## RECORDS SHOWN
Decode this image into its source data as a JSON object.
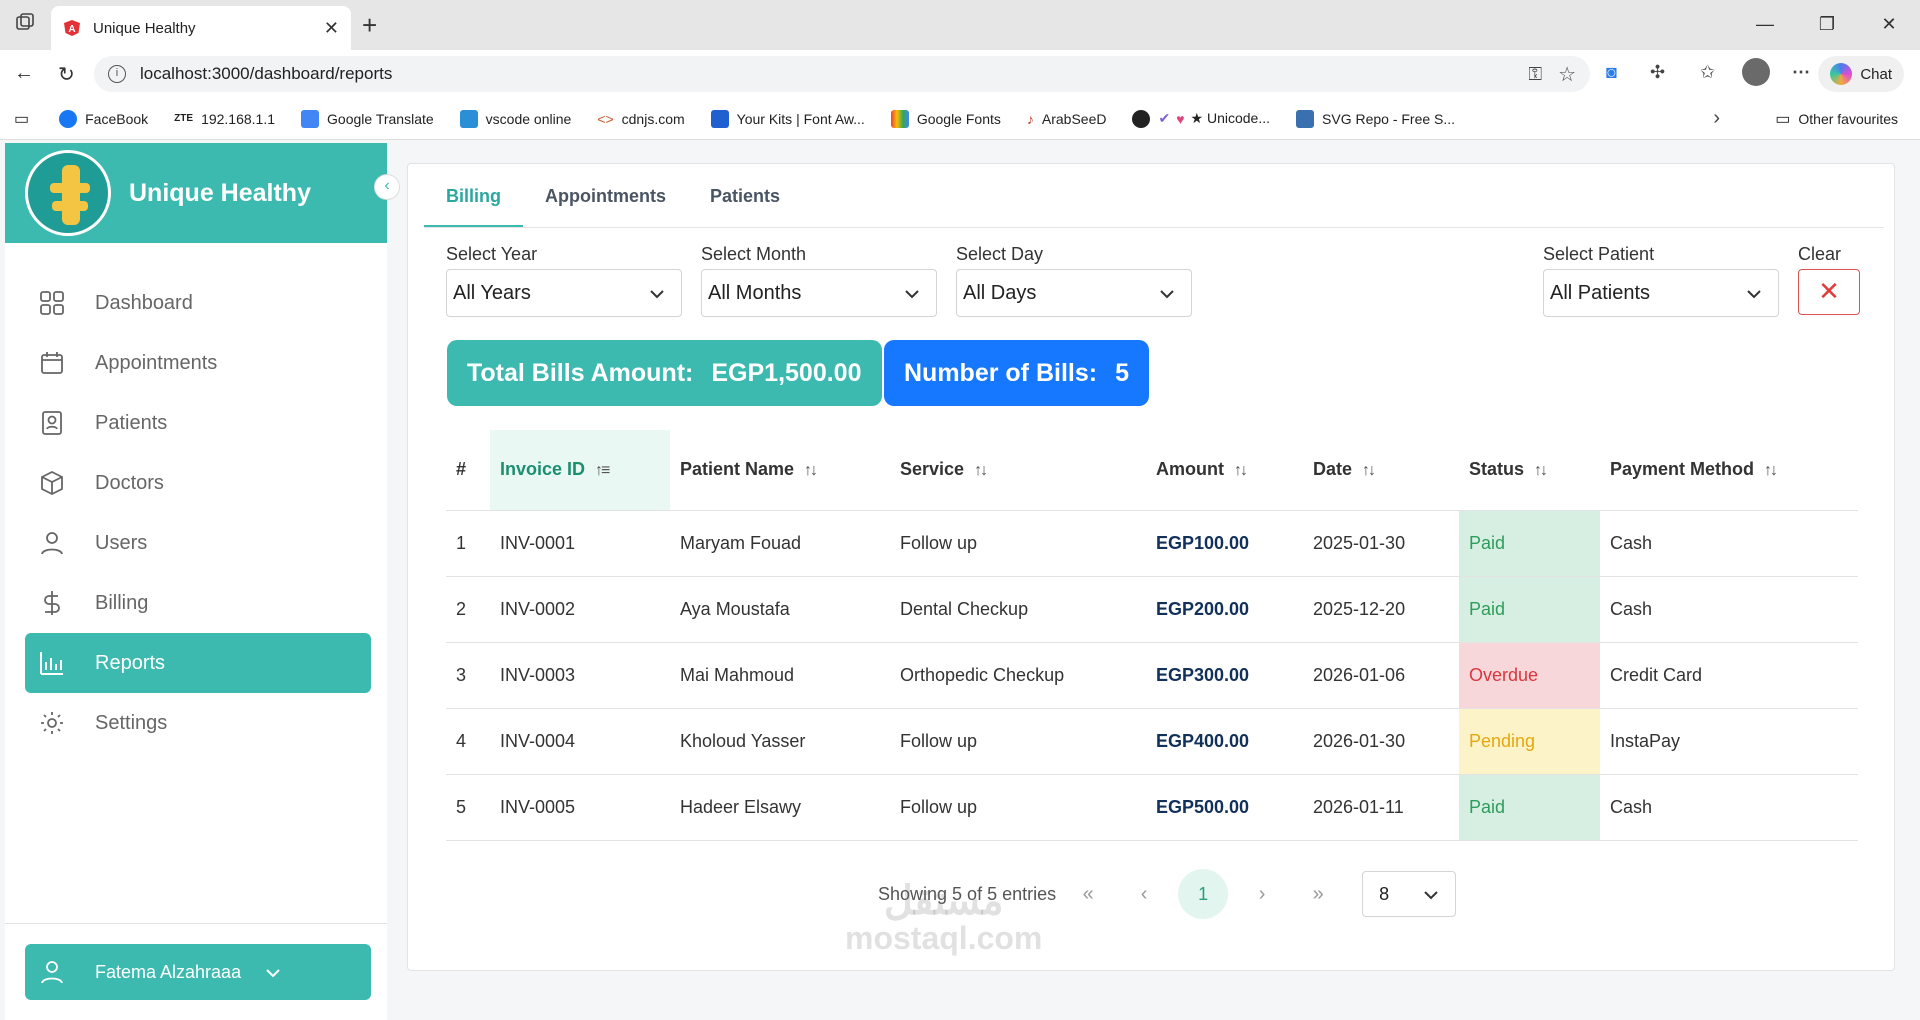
{
  "browser": {
    "tab_title": "Unique Healthy",
    "url": "localhost:3000/dashboard/reports",
    "chat_label": "Chat",
    "bookmarks": [
      "FaceBook",
      "192.168.1.1",
      "Google Translate",
      "vscode online",
      "cdnjs.com",
      "Your Kits | Font Aw...",
      "Google Fonts",
      "ArabSeeD",
      "★ Unicode...",
      "SVG Repo - Free S..."
    ],
    "other_favourites": "Other favourites",
    "zte_label": "ZTE"
  },
  "sidebar": {
    "brand": "Unique Healthy",
    "items": [
      {
        "label": "Dashboard",
        "icon": "grid-icon"
      },
      {
        "label": "Appointments",
        "icon": "calendar-icon"
      },
      {
        "label": "Patients",
        "icon": "patient-card-icon"
      },
      {
        "label": "Doctors",
        "icon": "cube-icon"
      },
      {
        "label": "Users",
        "icon": "user-icon"
      },
      {
        "label": "Billing",
        "icon": "dollar-icon"
      },
      {
        "label": "Reports",
        "icon": "chart-icon",
        "active": true
      },
      {
        "label": "Settings",
        "icon": "gear-icon"
      }
    ],
    "user": "Fatema Alzahraaa"
  },
  "tabs": [
    "Billing",
    "Appointments",
    "Patients"
  ],
  "filters": {
    "year_label": "Select Year",
    "year_value": "All Years",
    "month_label": "Select Month",
    "month_value": "All Months",
    "day_label": "Select Day",
    "day_value": "All Days",
    "patient_label": "Select Patient",
    "patient_value": "All Patients",
    "clear_label": "Clear"
  },
  "stats": {
    "total_label": "Total Bills Amount:",
    "total_value": "EGP1,500.00",
    "count_label": "Number of Bills:",
    "count_value": "5"
  },
  "table": {
    "headers": [
      "#",
      "Invoice ID",
      "Patient Name",
      "Service",
      "Amount",
      "Date",
      "Status",
      "Payment Method"
    ],
    "rows": [
      [
        "1",
        "INV-0001",
        "Maryam Fouad",
        "Follow up",
        "EGP100.00",
        "2025-01-30",
        "Paid",
        "Cash"
      ],
      [
        "2",
        "INV-0002",
        "Aya Moustafa",
        "Dental Checkup",
        "EGP200.00",
        "2025-12-20",
        "Paid",
        "Cash"
      ],
      [
        "3",
        "INV-0003",
        "Mai Mahmoud",
        "Orthopedic Checkup",
        "EGP300.00",
        "2026-01-06",
        "Overdue",
        "Credit Card"
      ],
      [
        "4",
        "INV-0004",
        "Kholoud Yasser",
        "Follow up",
        "EGP400.00",
        "2026-01-30",
        "Pending",
        "InstaPay"
      ],
      [
        "5",
        "INV-0005",
        "Hadeer Elsawy",
        "Follow up",
        "EGP500.00",
        "2026-01-11",
        "Paid",
        "Cash"
      ]
    ]
  },
  "pager": {
    "showing": "Showing 5 of 5 entries",
    "current_page": "1",
    "page_size": "8"
  },
  "watermark": {
    "line1": "مستقل",
    "line2": "mostaql.com"
  },
  "colors": {
    "accent": "#3cbab0",
    "stat_blue": "#1677ff",
    "paid": "#2e9d5a",
    "overdue": "#d9363e",
    "pending": "#e5a80e"
  }
}
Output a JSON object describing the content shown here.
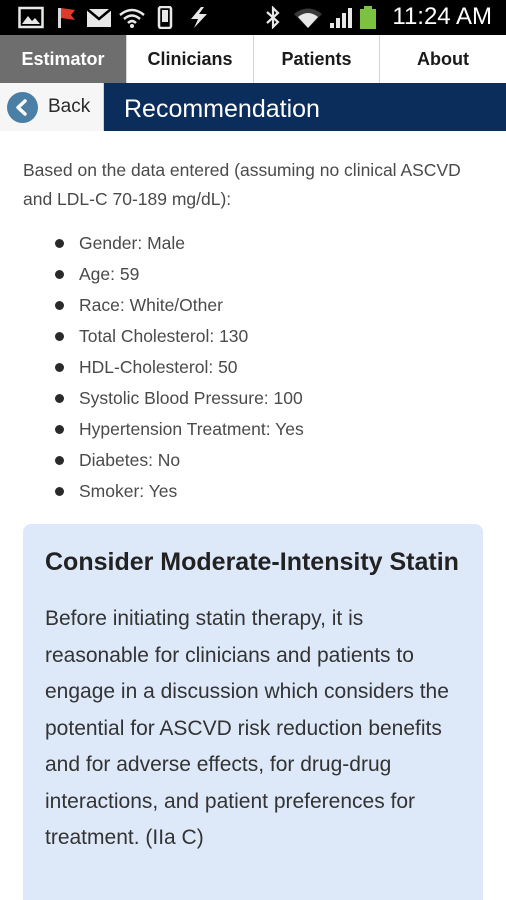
{
  "status_bar": {
    "time": "11:24 AM",
    "icons": [
      "gallery-icon",
      "flag-icon",
      "gmail-icon",
      "wifi-hotspot-icon",
      "phone-icon",
      "flash-icon",
      "bluetooth-icon",
      "wifi-icon",
      "signal-icon",
      "battery-icon"
    ],
    "battery_color": "#7bc142"
  },
  "tabs": [
    {
      "label": "Estimator",
      "active": true
    },
    {
      "label": "Clinicians",
      "active": false
    },
    {
      "label": "Patients",
      "active": false
    },
    {
      "label": "About",
      "active": false
    }
  ],
  "header": {
    "back_label": "Back",
    "title": "Recommendation",
    "color": "#0b2d5c"
  },
  "intro": "Based on the data entered (assuming no clinical ASCVD and LDL-C 70-189 mg/dL):",
  "inputs": [
    "Gender: Male",
    "Age: 59",
    "Race: White/Other",
    "Total Cholesterol: 130",
    "HDL-Cholesterol: 50",
    "Systolic Blood Pressure: 100",
    "Hypertension Treatment: Yes",
    "Diabetes: No",
    "Smoker: Yes"
  ],
  "recommendation": {
    "title": "Consider Moderate-Intensity Statin",
    "body": "Before initiating statin therapy, it is reasonable for clinicians and patients to engage in a discussion which considers the potential for ASCVD risk reduction benefits and for adverse effects, for drug-drug interactions, and patient preferences for treatment. (IIa C)",
    "background": "#dde9f9"
  }
}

## WHAT IS REQUIRED
Please print an exact copy of the records, with no pictures.

## TASK ANSWER
Decode this image into its source data as a JSON object.
{
  "browser": {
    "tab_title": "Unique Healthy",
    "url": "localhost:3000/dashboard/reports",
    "chat_label": "Chat",
    "bookmarks": [
      "FaceBook",
      "192.168.1.1",
      "Google Translate",
      "vscode online",
      "cdnjs.com",
      "Your Kits | Font Aw...",
      "Google Fonts",
      "ArabSeeD",
      "★ Unicode...",
      "SVG Repo - Free S..."
    ],
    "other_favourites": "Other favourites",
    "zte_label": "ZTE"
  },
  "sidebar": {
    "brand": "Unique Healthy",
    "items": [
      {
        "label": "Dashboard",
        "icon": "grid-icon"
      },
      {
        "label": "Appointments",
        "icon": "calendar-icon"
      },
      {
        "label": "Patients",
        "icon": "patient-card-icon"
      },
      {
        "label": "Doctors",
        "icon": "cube-icon"
      },
      {
        "label": "Users",
        "icon": "user-icon"
      },
      {
        "label": "Billing",
        "icon": "dollar-icon"
      },
      {
        "label": "Reports",
        "icon": "chart-icon",
        "active": true
      },
      {
        "label": "Settings",
        "icon": "gear-icon"
      }
    ],
    "user": "Fatema Alzahraaa"
  },
  "tabs": [
    "Billing",
    "Appointments",
    "Patients"
  ],
  "filters": {
    "year_label": "Select Year",
    "year_value": "All Years",
    "month_label": "Select Month",
    "month_value": "All Months",
    "day_label": "Select Day",
    "day_value": "All Days",
    "patient_label": "Select Patient",
    "patient_value": "All Patients",
    "clear_label": "Clear"
  },
  "stats": {
    "total_label": "Total Bills Amount:",
    "total_value": "EGP1,500.00",
    "count_label": "Number of Bills:",
    "count_value": "5"
  },
  "table": {
    "headers": [
      "#",
      "Invoice ID",
      "Patient Name",
      "Service",
      "Amount",
      "Date",
      "Status",
      "Payment Method"
    ],
    "rows": [
      [
        "1",
        "INV-0001",
        "Maryam Fouad",
        "Follow up",
        "EGP100.00",
        "2025-01-30",
        "Paid",
        "Cash"
      ],
      [
        "2",
        "INV-0002",
        "Aya Moustafa",
        "Dental Checkup",
        "EGP200.00",
        "2025-12-20",
        "Paid",
        "Cash"
      ],
      [
        "3",
        "INV-0003",
        "Mai Mahmoud",
        "Orthopedic Checkup",
        "EGP300.00",
        "2026-01-06",
        "Overdue",
        "Credit Card"
      ],
      [
        "4",
        "INV-0004",
        "Kholoud Yasser",
        "Follow up",
        "EGP400.00",
        "2026-01-30",
        "Pending",
        "InstaPay"
      ],
      [
        "5",
        "INV-0005",
        "Hadeer Elsawy",
        "Follow up",
        "EGP500.00",
        "2026-01-11",
        "Paid",
        "Cash"
      ]
    ]
  },
  "pager": {
    "showing": "Showing 5 of 5 entries",
    "current_page": "1",
    "page_size": "8"
  },
  "watermark": {
    "line1": "مستقل",
    "line2": "mostaql.com"
  },
  "colors": {
    "accent": "#3cbab0",
    "stat_blue": "#1677ff",
    "paid": "#2e9d5a",
    "overdue": "#d9363e",
    "pending": "#e5a80e"
  }
}
Output a JSON object describing the content shown here.
{
  "status_bar": {
    "time": "11:24 AM",
    "icons": [
      "gallery-icon",
      "flag-icon",
      "gmail-icon",
      "wifi-hotspot-icon",
      "phone-icon",
      "flash-icon",
      "bluetooth-icon",
      "wifi-icon",
      "signal-icon",
      "battery-icon"
    ],
    "battery_color": "#7bc142"
  },
  "tabs": [
    {
      "label": "Estimator",
      "active": true
    },
    {
      "label": "Clinicians",
      "active": false
    },
    {
      "label": "Patients",
      "active": false
    },
    {
      "label": "About",
      "active": false
    }
  ],
  "header": {
    "back_label": "Back",
    "title": "Recommendation",
    "color": "#0b2d5c"
  },
  "intro": "Based on the data entered (assuming no clinical ASCVD and LDL-C 70-189 mg/dL):",
  "inputs": [
    "Gender: Male",
    "Age: 59",
    "Race: White/Other",
    "Total Cholesterol: 130",
    "HDL-Cholesterol: 50",
    "Systolic Blood Pressure: 100",
    "Hypertension Treatment: Yes",
    "Diabetes: No",
    "Smoker: Yes"
  ],
  "recommendation": {
    "title": "Consider Moderate-Intensity Statin",
    "body": "Before initiating statin therapy, it is reasonable for clinicians and patients to engage in a discussion which considers the potential for ASCVD risk reduction benefits and for adverse effects, for drug-drug interactions, and patient preferences for treatment. (IIa C)",
    "background": "#dde9f9"
  }
}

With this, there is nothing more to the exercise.